[TASK OBJECTIVE] Find each line holding "万元以上" and copy it out.

[INPUT MATERIAL]
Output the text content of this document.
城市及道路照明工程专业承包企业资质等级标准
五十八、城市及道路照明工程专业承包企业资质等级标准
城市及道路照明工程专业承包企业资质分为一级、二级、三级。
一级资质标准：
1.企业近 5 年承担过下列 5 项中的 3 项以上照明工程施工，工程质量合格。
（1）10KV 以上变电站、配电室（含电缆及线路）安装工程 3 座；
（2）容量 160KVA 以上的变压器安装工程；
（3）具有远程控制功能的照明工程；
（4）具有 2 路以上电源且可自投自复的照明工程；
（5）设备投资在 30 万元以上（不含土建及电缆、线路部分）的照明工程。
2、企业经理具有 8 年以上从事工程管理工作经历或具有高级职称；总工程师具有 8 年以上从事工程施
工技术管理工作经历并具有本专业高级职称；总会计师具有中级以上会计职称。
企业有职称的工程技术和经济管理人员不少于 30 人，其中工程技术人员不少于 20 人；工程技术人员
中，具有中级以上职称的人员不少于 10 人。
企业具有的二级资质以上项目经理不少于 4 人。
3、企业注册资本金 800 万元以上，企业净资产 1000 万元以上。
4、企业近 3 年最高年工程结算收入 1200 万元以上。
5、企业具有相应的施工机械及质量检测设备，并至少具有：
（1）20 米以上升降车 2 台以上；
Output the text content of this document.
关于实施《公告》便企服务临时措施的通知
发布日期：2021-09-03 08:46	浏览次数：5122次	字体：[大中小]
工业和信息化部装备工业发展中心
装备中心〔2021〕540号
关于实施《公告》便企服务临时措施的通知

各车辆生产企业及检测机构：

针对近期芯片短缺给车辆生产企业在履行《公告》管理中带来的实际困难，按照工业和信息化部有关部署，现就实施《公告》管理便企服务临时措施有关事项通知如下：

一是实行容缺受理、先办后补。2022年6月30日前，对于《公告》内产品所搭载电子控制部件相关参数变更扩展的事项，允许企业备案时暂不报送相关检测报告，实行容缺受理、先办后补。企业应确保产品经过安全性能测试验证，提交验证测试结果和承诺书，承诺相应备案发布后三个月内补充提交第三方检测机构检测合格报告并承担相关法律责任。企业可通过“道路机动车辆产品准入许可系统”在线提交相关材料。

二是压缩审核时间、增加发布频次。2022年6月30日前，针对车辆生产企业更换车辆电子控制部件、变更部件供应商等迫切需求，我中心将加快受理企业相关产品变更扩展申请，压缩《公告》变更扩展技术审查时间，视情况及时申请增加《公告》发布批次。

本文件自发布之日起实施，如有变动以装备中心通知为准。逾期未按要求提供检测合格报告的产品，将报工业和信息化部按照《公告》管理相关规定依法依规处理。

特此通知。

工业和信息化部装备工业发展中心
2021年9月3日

[TASK RESPONSE]
（5）设备投资在 30 万元以上（不含土建及电缆、线路部分）的照明工程。
3、企业注册资本金 800 万元以上，企业净资产 1000 万元以上。
4、企业近 3 年最高年工程结算收入 1200 万元以上。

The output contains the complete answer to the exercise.